Task instructions -
Extract the whole listing as it stands. Do not include the pictures.

* begin *

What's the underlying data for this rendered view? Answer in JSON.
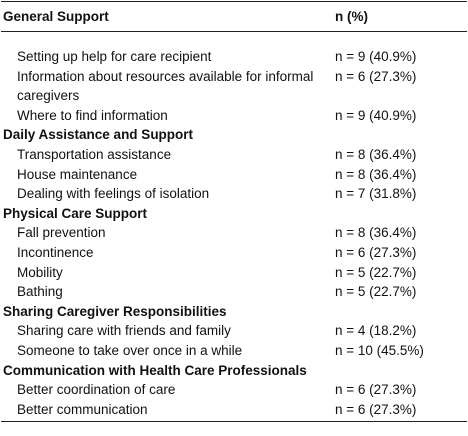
{
  "table": {
    "header": [
      "General Support",
      "n (%)"
    ],
    "sections": [
      {
        "rows": [
          [
            "Setting up help for care recipient",
            "n = 9 (40.9%)"
          ],
          [
            "Information about resources available for informal caregivers",
            "n = 6 (27.3%)"
          ],
          [
            "Where to find information",
            "n = 9 (40.9%)"
          ]
        ]
      },
      {
        "title": "Daily Assistance and Support",
        "rows": [
          [
            "Transportation assistance",
            "n = 8 (36.4%)"
          ],
          [
            "House maintenance",
            "n = 8 (36.4%)"
          ],
          [
            "Dealing with feelings of isolation",
            "n = 7 (31.8%)"
          ]
        ]
      },
      {
        "title": "Physical Care Support",
        "rows": [
          [
            "Fall prevention",
            "n = 8 (36.4%)"
          ],
          [
            "Incontinence",
            "n = 6 (27.3%)"
          ],
          [
            "Mobility",
            "n = 5 (22.7%)"
          ],
          [
            "Bathing",
            "n = 5 (22.7%)"
          ]
        ]
      },
      {
        "title": "Sharing Caregiver Responsibilities",
        "rows": [
          [
            "Sharing care with friends and family",
            "n = 4 (18.2%)"
          ],
          [
            "Someone to take over once in a while",
            "n = 10 (45.5%)"
          ]
        ]
      },
      {
        "title": "Communication with Health Care Professionals",
        "rows": [
          [
            "Better coordination of care",
            "n = 6 (27.3%)"
          ],
          [
            "Better communication",
            "n = 6 (27.3%)"
          ]
        ]
      }
    ]
  }
}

* end *

Solution for this problem -
What's the underlying data for this rendered view? Answer in JSON.
{
  "table": {
    "header": [
      "General Support",
      "n (%)"
    ],
    "sections": [
      {
        "rows": [
          [
            "Setting up help for care recipient",
            "n = 9 (40.9%)"
          ],
          [
            "Information about resources available for informal caregivers",
            "n = 6 (27.3%)"
          ],
          [
            "Where to find information",
            "n = 9 (40.9%)"
          ]
        ]
      },
      {
        "title": "Daily Assistance and Support",
        "rows": [
          [
            "Transportation assistance",
            "n = 8 (36.4%)"
          ],
          [
            "House maintenance",
            "n = 8 (36.4%)"
          ],
          [
            "Dealing with feelings of isolation",
            "n = 7 (31.8%)"
          ]
        ]
      },
      {
        "title": "Physical Care Support",
        "rows": [
          [
            "Fall prevention",
            "n = 8 (36.4%)"
          ],
          [
            "Incontinence",
            "n = 6 (27.3%)"
          ],
          [
            "Mobility",
            "n = 5 (22.7%)"
          ],
          [
            "Bathing",
            "n = 5 (22.7%)"
          ]
        ]
      },
      {
        "title": "Sharing Caregiver Responsibilities",
        "rows": [
          [
            "Sharing care with friends and family",
            "n = 4 (18.2%)"
          ],
          [
            "Someone to take over once in a while",
            "n = 10 (45.5%)"
          ]
        ]
      },
      {
        "title": "Communication with Health Care Professionals",
        "rows": [
          [
            "Better coordination of care",
            "n = 6 (27.3%)"
          ],
          [
            "Better communication",
            "n = 6 (27.3%)"
          ]
        ]
      }
    ]
  }
}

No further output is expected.